Reproduce the entries character for character, from the first line down to and including the line that contains "logo: АВТОМИР [555, 60, 718, 140]". Stop after that line.

== == ==

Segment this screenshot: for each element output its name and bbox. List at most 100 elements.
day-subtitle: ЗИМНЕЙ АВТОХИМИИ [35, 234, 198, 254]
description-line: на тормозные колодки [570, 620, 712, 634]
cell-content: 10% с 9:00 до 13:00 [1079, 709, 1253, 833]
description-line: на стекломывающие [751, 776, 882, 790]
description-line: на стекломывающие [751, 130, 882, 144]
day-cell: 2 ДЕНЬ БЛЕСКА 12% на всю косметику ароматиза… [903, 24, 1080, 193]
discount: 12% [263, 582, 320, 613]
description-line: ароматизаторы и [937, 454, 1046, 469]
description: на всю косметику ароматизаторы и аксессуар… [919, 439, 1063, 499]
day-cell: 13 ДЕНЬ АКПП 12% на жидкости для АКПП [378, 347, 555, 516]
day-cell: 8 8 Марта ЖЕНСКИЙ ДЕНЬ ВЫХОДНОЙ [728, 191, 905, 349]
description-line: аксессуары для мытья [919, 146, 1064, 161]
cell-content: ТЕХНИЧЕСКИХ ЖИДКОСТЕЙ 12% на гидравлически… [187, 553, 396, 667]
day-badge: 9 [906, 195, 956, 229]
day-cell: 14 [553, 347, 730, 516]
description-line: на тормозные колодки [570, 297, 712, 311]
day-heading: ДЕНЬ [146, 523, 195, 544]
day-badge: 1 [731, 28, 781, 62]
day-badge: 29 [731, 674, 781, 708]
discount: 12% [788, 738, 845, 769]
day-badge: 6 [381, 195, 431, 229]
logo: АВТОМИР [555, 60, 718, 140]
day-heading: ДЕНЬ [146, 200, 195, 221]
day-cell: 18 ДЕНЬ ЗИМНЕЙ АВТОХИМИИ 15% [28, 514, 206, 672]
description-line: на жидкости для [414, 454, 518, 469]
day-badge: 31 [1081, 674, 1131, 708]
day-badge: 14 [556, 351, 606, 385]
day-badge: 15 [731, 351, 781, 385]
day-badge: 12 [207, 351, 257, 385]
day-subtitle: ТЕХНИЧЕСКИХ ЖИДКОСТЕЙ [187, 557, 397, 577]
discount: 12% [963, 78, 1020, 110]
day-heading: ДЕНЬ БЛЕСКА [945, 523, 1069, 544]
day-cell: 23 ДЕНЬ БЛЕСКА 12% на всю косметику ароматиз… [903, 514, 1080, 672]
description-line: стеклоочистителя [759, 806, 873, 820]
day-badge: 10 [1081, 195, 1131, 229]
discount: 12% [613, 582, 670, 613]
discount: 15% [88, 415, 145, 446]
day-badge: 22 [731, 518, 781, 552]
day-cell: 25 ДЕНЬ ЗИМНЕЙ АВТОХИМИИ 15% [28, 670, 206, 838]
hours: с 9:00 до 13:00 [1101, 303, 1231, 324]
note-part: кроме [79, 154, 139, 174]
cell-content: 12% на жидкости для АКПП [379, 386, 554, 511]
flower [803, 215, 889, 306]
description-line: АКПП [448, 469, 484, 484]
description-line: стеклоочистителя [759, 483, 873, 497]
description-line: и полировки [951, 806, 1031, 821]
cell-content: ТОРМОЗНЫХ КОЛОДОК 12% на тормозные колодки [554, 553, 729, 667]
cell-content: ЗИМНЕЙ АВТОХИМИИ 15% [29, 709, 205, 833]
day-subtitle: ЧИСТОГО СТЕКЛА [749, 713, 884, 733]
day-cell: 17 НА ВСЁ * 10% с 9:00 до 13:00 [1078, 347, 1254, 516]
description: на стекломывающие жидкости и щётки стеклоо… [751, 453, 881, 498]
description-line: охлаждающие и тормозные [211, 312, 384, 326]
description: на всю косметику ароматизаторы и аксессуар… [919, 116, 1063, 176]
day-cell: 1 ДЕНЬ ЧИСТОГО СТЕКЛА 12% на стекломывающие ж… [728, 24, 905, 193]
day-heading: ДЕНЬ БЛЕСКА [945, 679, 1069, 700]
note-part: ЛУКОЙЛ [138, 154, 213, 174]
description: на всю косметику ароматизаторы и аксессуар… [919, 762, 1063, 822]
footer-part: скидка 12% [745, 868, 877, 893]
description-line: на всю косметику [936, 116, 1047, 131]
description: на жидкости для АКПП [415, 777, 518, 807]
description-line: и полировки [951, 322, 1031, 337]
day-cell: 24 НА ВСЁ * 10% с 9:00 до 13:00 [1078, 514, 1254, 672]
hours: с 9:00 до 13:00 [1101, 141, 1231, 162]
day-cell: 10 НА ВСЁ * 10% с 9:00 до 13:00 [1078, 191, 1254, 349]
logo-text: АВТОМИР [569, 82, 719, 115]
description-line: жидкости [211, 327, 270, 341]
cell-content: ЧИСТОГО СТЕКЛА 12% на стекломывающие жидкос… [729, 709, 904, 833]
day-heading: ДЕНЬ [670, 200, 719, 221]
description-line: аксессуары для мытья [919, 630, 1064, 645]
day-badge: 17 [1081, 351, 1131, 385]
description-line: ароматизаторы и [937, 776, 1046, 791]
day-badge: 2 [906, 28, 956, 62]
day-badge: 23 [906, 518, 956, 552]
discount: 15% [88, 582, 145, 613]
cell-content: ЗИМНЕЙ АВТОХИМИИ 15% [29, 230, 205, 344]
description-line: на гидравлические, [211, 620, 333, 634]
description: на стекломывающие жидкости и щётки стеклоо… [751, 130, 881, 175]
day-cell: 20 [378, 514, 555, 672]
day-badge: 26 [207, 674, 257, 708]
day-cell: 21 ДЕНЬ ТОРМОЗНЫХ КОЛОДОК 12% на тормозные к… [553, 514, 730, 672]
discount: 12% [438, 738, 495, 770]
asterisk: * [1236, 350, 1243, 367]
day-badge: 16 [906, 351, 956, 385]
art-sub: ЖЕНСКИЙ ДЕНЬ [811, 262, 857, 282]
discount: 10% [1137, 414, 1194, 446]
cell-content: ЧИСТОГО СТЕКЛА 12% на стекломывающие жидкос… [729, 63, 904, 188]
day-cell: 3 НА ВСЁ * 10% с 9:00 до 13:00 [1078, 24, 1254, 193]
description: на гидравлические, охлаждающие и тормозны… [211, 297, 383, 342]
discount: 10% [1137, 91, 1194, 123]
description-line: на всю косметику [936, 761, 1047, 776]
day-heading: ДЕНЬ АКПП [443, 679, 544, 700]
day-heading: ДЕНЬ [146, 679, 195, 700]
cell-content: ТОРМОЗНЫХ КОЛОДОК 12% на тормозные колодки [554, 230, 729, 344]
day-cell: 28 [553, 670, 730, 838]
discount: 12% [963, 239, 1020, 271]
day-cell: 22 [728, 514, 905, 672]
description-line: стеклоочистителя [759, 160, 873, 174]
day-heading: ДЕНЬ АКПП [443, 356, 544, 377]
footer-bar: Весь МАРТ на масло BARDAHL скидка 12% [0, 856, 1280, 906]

== == ==

- **EXERCISE OUTPUT**
Segment this screenshot: for each element output its name and bbox. List at most 100 elements.
day-subtitle: ЗИМНЕЙ АВТОХИМИИ [35, 234, 198, 254]
description-line: на тормозные колодки [570, 620, 712, 634]
cell-content: 10% с 9:00 до 13:00 [1079, 709, 1253, 833]
description-line: на стекломывающие [751, 776, 882, 790]
description-line: на стекломывающие [751, 130, 882, 144]
day-cell: 2 ДЕНЬ БЛЕСКА 12% на всю косметику ароматиза… [903, 24, 1080, 193]
discount: 12% [263, 582, 320, 613]
description-line: ароматизаторы и [937, 454, 1046, 469]
description: на всю косметику ароматизаторы и аксессуар… [919, 439, 1063, 499]
day-cell: 13 ДЕНЬ АКПП 12% на жидкости для АКПП [378, 347, 555, 516]
day-cell: 8 8 Марта ЖЕНСКИЙ ДЕНЬ ВЫХОДНОЙ [728, 191, 905, 349]
description-line: аксессуары для мытья [919, 146, 1064, 161]
cell-content: ТЕХНИЧЕСКИХ ЖИДКОСТЕЙ 12% на гидравлически… [187, 553, 396, 667]
day-badge: 9 [906, 195, 956, 229]
day-cell: 14 [553, 347, 730, 516]
description-line: на тормозные колодки [570, 297, 712, 311]
day-heading: ДЕНЬ [146, 523, 195, 544]
day-badge: 1 [731, 28, 781, 62]
day-badge: 29 [731, 674, 781, 708]
discount: 12% [788, 738, 845, 769]
day-badge: 6 [381, 195, 431, 229]
logo: АВТОМИР [555, 60, 718, 140]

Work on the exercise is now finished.